● **Exercise requirements**
Could you extract every entry below and reproduce it exactly?

──────── Data in this exercise

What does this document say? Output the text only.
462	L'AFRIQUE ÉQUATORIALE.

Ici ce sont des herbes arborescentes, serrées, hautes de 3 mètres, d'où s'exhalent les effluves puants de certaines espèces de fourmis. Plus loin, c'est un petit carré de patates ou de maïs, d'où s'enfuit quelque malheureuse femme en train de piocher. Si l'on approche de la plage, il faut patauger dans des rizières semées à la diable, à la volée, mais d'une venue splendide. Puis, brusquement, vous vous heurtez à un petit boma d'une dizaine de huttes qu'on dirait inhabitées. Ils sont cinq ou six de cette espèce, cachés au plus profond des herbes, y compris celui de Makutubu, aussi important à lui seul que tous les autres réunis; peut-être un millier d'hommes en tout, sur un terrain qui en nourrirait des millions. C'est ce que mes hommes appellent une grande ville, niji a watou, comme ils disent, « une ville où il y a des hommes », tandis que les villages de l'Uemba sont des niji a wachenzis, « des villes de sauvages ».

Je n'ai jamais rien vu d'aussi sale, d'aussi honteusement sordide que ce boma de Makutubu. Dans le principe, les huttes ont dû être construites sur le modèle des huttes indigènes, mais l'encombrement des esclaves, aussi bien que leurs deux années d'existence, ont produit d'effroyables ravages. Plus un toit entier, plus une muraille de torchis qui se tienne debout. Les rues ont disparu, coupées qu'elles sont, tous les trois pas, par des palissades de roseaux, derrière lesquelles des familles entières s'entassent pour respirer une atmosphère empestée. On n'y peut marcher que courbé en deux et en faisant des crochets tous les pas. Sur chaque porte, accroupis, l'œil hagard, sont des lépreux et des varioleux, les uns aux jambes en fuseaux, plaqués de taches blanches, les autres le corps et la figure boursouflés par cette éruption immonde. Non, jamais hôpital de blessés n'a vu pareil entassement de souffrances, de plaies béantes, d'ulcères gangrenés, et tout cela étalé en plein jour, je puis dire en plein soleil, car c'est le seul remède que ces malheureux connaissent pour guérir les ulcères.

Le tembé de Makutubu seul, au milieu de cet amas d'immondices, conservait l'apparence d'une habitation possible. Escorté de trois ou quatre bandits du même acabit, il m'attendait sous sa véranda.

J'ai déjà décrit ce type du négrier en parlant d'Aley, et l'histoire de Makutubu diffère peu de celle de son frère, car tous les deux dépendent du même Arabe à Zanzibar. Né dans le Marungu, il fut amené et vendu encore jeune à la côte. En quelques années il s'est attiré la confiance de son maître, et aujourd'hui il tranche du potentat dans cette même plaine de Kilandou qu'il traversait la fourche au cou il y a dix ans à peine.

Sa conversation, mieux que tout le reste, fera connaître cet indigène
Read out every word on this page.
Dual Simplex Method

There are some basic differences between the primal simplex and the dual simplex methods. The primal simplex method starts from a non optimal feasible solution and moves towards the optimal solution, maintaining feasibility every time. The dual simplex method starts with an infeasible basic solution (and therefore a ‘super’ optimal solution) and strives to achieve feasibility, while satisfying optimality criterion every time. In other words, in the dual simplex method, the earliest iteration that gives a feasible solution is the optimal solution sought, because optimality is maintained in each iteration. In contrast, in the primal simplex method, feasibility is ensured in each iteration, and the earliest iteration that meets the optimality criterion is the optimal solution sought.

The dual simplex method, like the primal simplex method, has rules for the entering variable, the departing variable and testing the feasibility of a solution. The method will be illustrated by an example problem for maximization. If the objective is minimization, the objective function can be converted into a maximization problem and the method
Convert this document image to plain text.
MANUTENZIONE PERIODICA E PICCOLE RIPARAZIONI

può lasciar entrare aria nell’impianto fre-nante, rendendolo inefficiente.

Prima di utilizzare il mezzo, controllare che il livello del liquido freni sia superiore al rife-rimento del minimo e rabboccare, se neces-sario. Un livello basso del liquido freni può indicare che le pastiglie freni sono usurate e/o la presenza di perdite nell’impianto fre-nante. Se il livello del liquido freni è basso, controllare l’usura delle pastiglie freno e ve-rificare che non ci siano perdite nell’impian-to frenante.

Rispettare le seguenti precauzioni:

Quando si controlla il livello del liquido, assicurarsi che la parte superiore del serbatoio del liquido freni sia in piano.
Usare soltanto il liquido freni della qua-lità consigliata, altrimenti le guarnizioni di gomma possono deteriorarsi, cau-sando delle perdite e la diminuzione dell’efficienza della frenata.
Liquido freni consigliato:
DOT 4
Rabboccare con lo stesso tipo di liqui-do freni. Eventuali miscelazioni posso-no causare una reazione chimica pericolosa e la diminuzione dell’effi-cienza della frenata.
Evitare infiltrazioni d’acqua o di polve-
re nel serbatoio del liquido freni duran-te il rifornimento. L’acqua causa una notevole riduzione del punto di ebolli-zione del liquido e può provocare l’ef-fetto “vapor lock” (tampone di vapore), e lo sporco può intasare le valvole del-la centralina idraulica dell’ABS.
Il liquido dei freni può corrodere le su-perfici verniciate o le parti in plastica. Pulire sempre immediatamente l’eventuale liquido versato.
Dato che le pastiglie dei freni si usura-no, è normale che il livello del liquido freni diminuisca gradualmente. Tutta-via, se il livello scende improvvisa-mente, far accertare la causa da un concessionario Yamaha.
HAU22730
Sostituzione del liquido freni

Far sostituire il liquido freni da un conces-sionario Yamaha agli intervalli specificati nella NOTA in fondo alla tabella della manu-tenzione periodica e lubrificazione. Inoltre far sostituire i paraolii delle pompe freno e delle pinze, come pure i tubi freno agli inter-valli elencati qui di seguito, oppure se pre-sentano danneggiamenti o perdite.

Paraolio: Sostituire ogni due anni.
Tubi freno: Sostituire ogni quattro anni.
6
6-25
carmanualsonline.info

────────────────

● **Written answer**
What does this document say? Output the text only.
462	L'AFRIQUE ÉQUATORIALE.

Ici ce sont des herbes arborescentes, serrées, hautes de 3 mètres, d'où s'exhalent les effluves puants de certaines espèces de fourmis. Plus loin, c'est un petit carré de patates ou de maïs, d'où s'enfuit quelque malheureuse femme en train de piocher. Si l'on approche de la plage, il faut patauger dans des rizières semées à la diable, à la volée, mais d'une venue splendide. Puis, brusquement, vous vous heurtez à un petit boma d'une dizaine de huttes qu'on dirait inhabitées. Ils sont cinq ou six de cette espèce, cachés au plus profond des herbes, y compris celui de Makutubu, aussi important à lui seul que tous les autres réunis; peut-être un millier d'hommes en tout, sur un terrain qui en nourrirait des millions. C'est ce que mes hommes appellent une grande ville, niji a watou, comme ils disent, « une ville où il y a des hommes », tandis que les villages de l'Uemba sont des niji a wachenzis, « des villes de sauvages ».

Je n'ai jamais rien vu d'aussi sale, d'aussi honteusement sordide que ce boma de Makutubu. Dans le principe, les huttes ont dû être construites sur le modèle des huttes indigènes, mais l'encombrement des esclaves, aussi bien que leurs deux années d'existence, ont produit d'effroyables ravages. Plus un toit entier, plus une muraille de torchis qui se tienne debout. Les rues ont disparu, coupées qu'elles sont, tous les trois pas, par des palissades de roseaux, derrière lesquelles des familles entières s'entassent pour respirer une atmosphère empestée. On n'y peut marcher que courbé en deux et en faisant des crochets tous les pas. Sur chaque porte, accroupis, l'œil hagard, sont des lépreux et des varioleux, les uns aux jambes en fuseaux, plaqués de taches blanches, les autres le corps et la figure boursouflés par cette éruption immonde. Non, jamais hôpital de blessés n'a vu pareil entassement de souffrances, de plaies béantes, d'ulcères gangrenés, et tout cela étalé en plein jour, je puis dire en plein soleil, car c'est le seul remède que ces malheureux connaissent pour guérir les ulcères.

Le tembé de Makutubu seul, au milieu de cet amas d'immondices, conservait l'apparence d'une habitation possible. Escorté de trois ou quatre bandits du même acabit, il m'attendait sous sa véranda.

J'ai déjà décrit ce type du négrier en parlant d'Aley, et l'histoire de Makutubu diffère peu de celle de son frère, car tous les deux dépendent du même Arabe à Zanzibar. Né dans le Marungu, il fut amené et vendu encore jeune à la côte. En quelques années il s'est attiré la confiance de son maître, et aujourd'hui il tranche du potentat dans cette même plaine de Kilandou qu'il traversait la fourche au cou il y a dix ans à peine.

Sa conversation, mieux que tout le reste, fera connaître cet indigène
Read out every word on this page.
Dual Simplex Method

There are some basic differences between the primal simplex and the dual simplex methods. The primal simplex method starts from a non optimal feasible solution and moves towards the optimal solution, maintaining feasibility every time. The dual simplex method starts with an infeasible basic solution (and therefore a ‘super’ optimal solution) and strives to achieve feasibility, while satisfying optimality criterion every time. In other words, in the dual simplex method, the earliest iteration that gives a feasible solution is the optimal solution sought, because optimality is maintained in each iteration. In contrast, in the primal simplex method, feasibility is ensured in each iteration, and the earliest iteration that meets the optimality criterion is the optimal solution sought.

The dual simplex method, like the primal simplex method, has rules for the entering variable, the departing variable and testing the feasibility of a solution. The method will be illustrated by an example problem for maximization. If the objective is minimization, the objective function can be converted into a maximization problem and the method
Convert this document image to plain text.
MANUTENZIONE PERIODICA E PICCOLE RIPARAZIONI

può lasciar entrare aria nell’impianto fre-nante, rendendolo inefficiente.

Prima di utilizzare il mezzo, controllare che il livello del liquido freni sia superiore al rife-rimento del minimo e rabboccare, se neces-sario. Un livello basso del liquido freni può indicare che le pastiglie freni sono usurate e/o la presenza di perdite nell’impianto fre-nante. Se il livello del liquido freni è basso, controllare l’usura delle pastiglie freno e ve-rificare che non ci siano perdite nell’impian-to frenante.

Rispettare le seguenti precauzioni:

Quando si controlla il livello del liquido, assicurarsi che la parte superiore del serbatoio del liquido freni sia in piano.
Usare soltanto il liquido freni della qua-lità consigliata, altrimenti le guarnizioni di gomma possono deteriorarsi, cau-sando delle perdite e la diminuzione dell’efficienza della frenata.
Liquido freni consigliato:
DOT 4
Rabboccare con lo stesso tipo di liqui-do freni. Eventuali miscelazioni posso-no causare una reazione chimica pericolosa e la diminuzione dell’effi-cienza della frenata.
Evitare infiltrazioni d’acqua o di polve-
re nel serbatoio del liquido freni duran-te il rifornimento. L’acqua causa una notevole riduzione del punto di ebolli-zione del liquido e può provocare l’ef-fetto “vapor lock” (tampone di vapore), e lo sporco può intasare le valvole del-la centralina idraulica dell’ABS.
Il liquido dei freni può corrodere le su-perfici verniciate o le parti in plastica. Pulire sempre immediatamente l’eventuale liquido versato.
Dato che le pastiglie dei freni si usura-no, è normale che il livello del liquido freni diminuisca gradualmente. Tutta-via, se il livello scende improvvisa-mente, far accertare la causa da un concessionario Yamaha.
HAU22730
Sostituzione del liquido freni

Far sostituire il liquido freni da un conces-sionario Yamaha agli intervalli specificati nella NOTA in fondo alla tabella della manu-tenzione periodica e lubrificazione. Inoltre far sostituire i paraolii delle pompe freno e delle pinze, come pure i tubi freno agli inter-valli elencati qui di seguito, oppure se pre-sentano danneggiamenti o perdite.

Paraolio: Sostituire ogni due anni.
Tubi freno: Sostituire ogni quattro anni.
6
6-25
carmanualsonline.info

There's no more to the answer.